▶ The request:
Give only the number of lines in the listing below where the string "account" occurs.

(Raw records)
○ ○ ○ ○ ○

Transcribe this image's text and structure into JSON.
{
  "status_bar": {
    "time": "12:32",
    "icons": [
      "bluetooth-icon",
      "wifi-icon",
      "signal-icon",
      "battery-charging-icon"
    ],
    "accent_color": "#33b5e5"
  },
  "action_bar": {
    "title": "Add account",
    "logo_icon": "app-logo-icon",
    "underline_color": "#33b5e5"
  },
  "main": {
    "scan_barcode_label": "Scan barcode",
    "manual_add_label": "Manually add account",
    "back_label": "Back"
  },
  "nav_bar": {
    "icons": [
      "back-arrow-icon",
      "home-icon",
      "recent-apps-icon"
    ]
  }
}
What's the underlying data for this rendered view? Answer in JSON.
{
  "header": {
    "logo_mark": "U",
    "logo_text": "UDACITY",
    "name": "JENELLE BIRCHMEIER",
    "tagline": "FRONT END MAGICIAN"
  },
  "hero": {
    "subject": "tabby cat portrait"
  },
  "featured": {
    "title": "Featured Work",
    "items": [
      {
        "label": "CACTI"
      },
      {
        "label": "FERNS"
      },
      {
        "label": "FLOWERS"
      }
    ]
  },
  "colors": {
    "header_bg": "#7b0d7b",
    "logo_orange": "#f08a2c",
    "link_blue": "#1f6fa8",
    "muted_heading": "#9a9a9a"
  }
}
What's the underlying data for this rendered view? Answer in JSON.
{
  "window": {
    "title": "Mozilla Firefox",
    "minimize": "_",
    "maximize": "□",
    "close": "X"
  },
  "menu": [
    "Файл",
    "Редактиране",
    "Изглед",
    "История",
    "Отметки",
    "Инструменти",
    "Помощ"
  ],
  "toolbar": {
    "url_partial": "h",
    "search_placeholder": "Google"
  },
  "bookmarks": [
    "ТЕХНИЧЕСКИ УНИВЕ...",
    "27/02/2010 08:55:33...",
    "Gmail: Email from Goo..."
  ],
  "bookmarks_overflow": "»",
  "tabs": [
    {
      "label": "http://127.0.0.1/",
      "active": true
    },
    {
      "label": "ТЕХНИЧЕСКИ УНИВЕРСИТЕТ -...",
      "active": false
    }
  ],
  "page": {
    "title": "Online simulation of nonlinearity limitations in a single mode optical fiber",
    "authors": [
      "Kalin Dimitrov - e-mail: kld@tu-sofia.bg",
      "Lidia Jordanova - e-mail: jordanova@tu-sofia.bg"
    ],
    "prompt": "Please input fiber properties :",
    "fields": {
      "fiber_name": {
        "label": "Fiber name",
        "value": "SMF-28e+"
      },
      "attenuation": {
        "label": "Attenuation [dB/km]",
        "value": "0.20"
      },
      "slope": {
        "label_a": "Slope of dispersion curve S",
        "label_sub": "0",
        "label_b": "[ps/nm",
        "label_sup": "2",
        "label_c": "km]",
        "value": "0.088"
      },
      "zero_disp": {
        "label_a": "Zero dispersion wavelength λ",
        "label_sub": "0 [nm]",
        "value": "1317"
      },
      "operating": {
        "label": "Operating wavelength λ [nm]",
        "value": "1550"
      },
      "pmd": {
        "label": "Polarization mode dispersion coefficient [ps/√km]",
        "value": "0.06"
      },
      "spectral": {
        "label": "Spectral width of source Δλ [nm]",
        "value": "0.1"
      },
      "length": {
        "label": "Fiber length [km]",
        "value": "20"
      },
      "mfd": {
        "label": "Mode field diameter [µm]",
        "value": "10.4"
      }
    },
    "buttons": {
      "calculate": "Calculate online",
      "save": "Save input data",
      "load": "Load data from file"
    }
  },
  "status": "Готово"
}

○ ○ ○ ○ ○

▶ The reply:
2